- Извлеченный текст -

Но я не захотел веселиться, когда вырасту. В ту же ночь я тайком схоронил "Люцифера", завернутого в три слоя золотистой компрессной клеенки, под акацией бульвара. Если за полвека никто не выкопал этого бумажного покойника, - он, вероятно, и сейчас мирно спит на углу бывших Виттовской и Говардовской улиц. Читая теперь, на склоне лет, некоторые поэмы молодых, но уже маститых поэтов, я сожалею, что пытался начать поэтическую карьеру во время слишком высоких требований к поэзии, к культуре стиха. Нынче, внеся в "Люцифера" кое-какие поправки с учетом идейных запросов современности, я триумфально въехал бы на нем в литературу.

Оскомина от неудачного опыта заставила меня длительное время не пытаться искать взаимности у строгой музы. Хотя микробы стихотворной заразы и обволакивали меня каждое лето с седьмого класса гимназии и до первых студенческих лет в поэтической обстановке Чернодолинской экономии графа Мордвинова. Перед моими глазами были два дурных примера: мой одноклассник Коля Бурлюк, младший из знаменитых Бурлюков, и совсем еще юный, в рваной черной карбонарской шляпе и черном плаще с застежками из золотых львиных голов, похожий на голодного грача Владимир Маяковский. Я с восхищением глядел в рот Коле, когда он, картавя, "бурлюкал" стихи, но старался уберечься от заразы. Для меня, как и для Маяковского, еще не был решен вопрос: вступать ли на тернистый путь поэзии или просто поступить в Училище живописи, ваяния и зодчества?

Поэтическое вдохновение хлынуло из меня неудержимым потоком в первый год студенчества. Я писал запоем и рвал написанное беспощадно, оставляя жизнь только немногим стихотворениям, относительно которых я был уверен, что отец не спросит меня: каким размером написано это? И весной 1911 года я с душевным содроганием увидел одно из этих стихотворений превращенным в печатный текст нашей газетой "Родной край".

Через год небольшой цикл моих стихов был напечатан в московском альманахе "Жатва", и это было уже моим введением во всероссийский храм литературы.

Обыкновенно принято задавать вопрос: кто из великих писателей оказал наибольшее влияние на становление молодого писателя, кого он считает своим учителем? На этот вопрос я не могу дать определенного ответа. Особых пристрастий у меня не было и нет. В нашей русской литературе я больше всего ценю лермонтовские стихи и лермонтовскую прозу; Льва Толстого, особенно в таких вещах, как "Казаки" и "Хаджи-Мурат"; романы Гончарова, пьесы Чехова, рассказы Бунина, поэзию Александра Блока. Во французской литературе мне дороги имена Стендаля, Флобера, Мериме, Мопассана, Франса. Французскую поэзию, за исключением Верлена, не терплю за ее напыщенность, холодность, лживую наигранность чувств и мыслей. У англичан мне ближе всех несравненный Стивенсон, Диккенс (не весь, лучшей его вещью кажется мне "Повесть о двух городах"), люблю малопопулярного у нас Сетон-Томпсона. От немецкой литературы отворачиваюсь.

Но возвращаюсь к прерванному рассказу о моем литературном пути.

[Списки элементов макета в рамках]
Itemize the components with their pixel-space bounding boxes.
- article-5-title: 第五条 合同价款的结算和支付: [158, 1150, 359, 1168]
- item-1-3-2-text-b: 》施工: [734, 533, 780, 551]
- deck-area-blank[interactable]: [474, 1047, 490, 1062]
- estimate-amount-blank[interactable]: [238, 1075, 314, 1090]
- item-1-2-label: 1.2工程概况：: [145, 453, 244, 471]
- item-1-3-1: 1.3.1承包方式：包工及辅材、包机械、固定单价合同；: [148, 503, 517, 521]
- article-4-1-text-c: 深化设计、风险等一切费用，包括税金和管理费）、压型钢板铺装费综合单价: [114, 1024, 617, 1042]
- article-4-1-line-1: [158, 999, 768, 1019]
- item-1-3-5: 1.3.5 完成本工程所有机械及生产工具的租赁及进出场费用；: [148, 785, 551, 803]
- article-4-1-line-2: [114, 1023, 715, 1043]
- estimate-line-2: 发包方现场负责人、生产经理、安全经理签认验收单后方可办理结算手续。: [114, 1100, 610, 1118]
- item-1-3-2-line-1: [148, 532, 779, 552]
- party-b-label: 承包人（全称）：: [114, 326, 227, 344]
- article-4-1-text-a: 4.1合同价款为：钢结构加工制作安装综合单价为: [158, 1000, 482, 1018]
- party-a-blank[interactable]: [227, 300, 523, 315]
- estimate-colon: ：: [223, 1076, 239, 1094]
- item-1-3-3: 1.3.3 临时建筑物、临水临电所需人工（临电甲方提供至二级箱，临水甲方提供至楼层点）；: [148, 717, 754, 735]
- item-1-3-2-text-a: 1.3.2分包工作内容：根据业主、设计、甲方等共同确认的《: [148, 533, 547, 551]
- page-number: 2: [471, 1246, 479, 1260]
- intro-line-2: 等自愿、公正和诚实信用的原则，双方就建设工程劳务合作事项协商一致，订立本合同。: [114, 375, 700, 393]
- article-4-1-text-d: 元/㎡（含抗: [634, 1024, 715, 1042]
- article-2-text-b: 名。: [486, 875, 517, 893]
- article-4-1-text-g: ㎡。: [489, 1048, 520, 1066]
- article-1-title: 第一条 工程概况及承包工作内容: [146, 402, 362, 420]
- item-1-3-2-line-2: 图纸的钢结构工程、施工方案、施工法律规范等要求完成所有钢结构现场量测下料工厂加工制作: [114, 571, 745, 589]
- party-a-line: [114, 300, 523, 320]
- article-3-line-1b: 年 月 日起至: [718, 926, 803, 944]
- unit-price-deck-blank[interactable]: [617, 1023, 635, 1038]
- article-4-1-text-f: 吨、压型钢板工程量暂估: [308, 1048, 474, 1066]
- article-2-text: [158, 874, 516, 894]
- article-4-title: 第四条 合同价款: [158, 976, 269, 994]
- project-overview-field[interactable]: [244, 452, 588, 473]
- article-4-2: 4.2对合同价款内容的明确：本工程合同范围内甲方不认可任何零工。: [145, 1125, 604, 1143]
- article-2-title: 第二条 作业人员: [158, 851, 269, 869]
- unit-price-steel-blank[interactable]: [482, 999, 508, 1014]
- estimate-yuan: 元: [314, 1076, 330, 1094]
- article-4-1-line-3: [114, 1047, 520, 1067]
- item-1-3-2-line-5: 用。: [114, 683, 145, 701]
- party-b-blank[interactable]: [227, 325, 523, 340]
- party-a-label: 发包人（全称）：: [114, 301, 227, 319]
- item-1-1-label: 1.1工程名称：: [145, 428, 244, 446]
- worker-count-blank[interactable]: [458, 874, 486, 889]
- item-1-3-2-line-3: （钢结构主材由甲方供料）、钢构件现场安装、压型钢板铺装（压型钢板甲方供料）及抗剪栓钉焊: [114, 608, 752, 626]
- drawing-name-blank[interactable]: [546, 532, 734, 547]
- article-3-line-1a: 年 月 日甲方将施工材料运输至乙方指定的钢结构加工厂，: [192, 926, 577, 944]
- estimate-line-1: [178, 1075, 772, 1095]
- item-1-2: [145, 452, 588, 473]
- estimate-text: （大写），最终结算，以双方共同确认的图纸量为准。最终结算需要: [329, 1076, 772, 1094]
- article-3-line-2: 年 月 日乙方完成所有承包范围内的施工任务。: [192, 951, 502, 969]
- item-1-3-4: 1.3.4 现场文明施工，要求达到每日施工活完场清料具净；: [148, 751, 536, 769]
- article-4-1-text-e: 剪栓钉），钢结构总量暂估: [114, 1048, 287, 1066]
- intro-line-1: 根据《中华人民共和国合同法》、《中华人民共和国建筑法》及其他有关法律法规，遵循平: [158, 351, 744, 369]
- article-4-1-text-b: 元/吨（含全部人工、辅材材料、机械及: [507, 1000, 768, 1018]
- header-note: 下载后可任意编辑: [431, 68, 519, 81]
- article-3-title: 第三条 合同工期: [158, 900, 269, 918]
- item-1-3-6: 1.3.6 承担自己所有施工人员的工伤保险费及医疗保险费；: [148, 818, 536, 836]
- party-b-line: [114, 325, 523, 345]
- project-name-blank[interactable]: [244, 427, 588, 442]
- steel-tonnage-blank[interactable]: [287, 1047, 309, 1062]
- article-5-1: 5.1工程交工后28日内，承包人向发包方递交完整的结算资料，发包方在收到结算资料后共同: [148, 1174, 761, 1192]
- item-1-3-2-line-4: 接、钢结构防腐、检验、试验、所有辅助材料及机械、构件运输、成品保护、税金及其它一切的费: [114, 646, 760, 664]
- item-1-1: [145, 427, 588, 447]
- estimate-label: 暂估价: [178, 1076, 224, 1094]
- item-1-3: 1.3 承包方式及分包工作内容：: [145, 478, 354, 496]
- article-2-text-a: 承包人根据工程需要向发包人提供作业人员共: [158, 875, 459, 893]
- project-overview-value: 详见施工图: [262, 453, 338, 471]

- Что сделать -
**A.** В воспоминаниях о литературном пути: когда газета «Родной край» напечатала одно из стихотворений рассказчика?
**B.** Напишите продолжение воспоминаний о литературном пути, начиная после их последней фразы.

- Ответы на задания -
**A.** Весной 1911 года.

**B.**
В 1912 году на политическом горизонте мира набухали уже тучи мировой войны, а в русской литературе царил хаос и творился пир во время чумы. Когти двуглавого орла в последних усилиях все туже сдавливали горло стране, душили всякую не казенную и не верноподданническую мысль. России было приказано не думать. Поэты старшего поколения в большинстве приспособились к такой жизни бездумных канареек. Но молодым не думать было трудно, они искали действия. Русская буржуазия, оправясь от испуга 1905 года, напялив на пухлые российские телеса европейские фраки, забавлялась мистико-эротическими "дерзаниями" в своих журналах - "Золотое руно", "Весы", "Аполлон". "Дерзаниям" была грош цена, к ним снисходительно относилась и даже поощряла их охранка. Российским промышленникам и торгашам сладко дремалось под изысканные ритмы символистских корифеев - Сологубов, Кузминых, Рукавишниковых, Чулковых, Вяч. Ивановых. Хотелось нарушить это животное благополучие, напомнить хрюкающим во сне обывателям, что не так уж давно в Петербурге действовал Совет рабочих депутатов, над Черным морем реял флаг революции на стеньге "Потемкина", а на Пресне, за непрочной защитой баррикад, героически дрались боевики рабочих дружин. Но напоминать об этом легально было немыслимо. Нужно было найти какой-то обходный маневр, чтобы испортить настроение буржуазии, эпатировать ее, расстроить ее беспечное пищеварение.

Тогда и родился и забушевал отечественный футуро-кубизм в литературе и искусстве. Зарождение этого нового учения я наблюдал своими глазами в той же Черной Долине. Коренастый, неуклюжий, коротконогий Давид Бурлюк, приставив к глазам неразлучный лорнет, стоял перед развешанными по стенам мастерской своими превосходными, немного импрессионистскими пейзажами (один из них и сейчас украшает мой кабинет) и, кривя рот, говорил, что на классических традициях, на серьезной живописи в наше время ни славы, ни капитала не наживешь и что нужно глушить буржуа и обывателя дубиной новизны. Таково было "идейное" обоснование новаторства в литературе и искусстве.

И вскоре на обывателя лавиной обрушились квадраты, окружности, параболы, призмы, пирамиды, четвероногие люди с одним глазом и двуногие лошади с пятью глазами, кое-как намазанные на холстах, вперемежку с вклейками из старых пружин от матрацев, крышками консервных коробок, рыбьими хвостами. В литературных салонах на смену унывно-певучим ритмам зазвучали какофонические созвучия.

И впервые в "приличные" лица Рябушинских, Тарасовых, Второвых, Свешниковых и прочих владык жизни Маяковский швырнул ошеломляющие строчки:

А с неба смотрела какая-то дрянь
Величественно, как Лев Толстой.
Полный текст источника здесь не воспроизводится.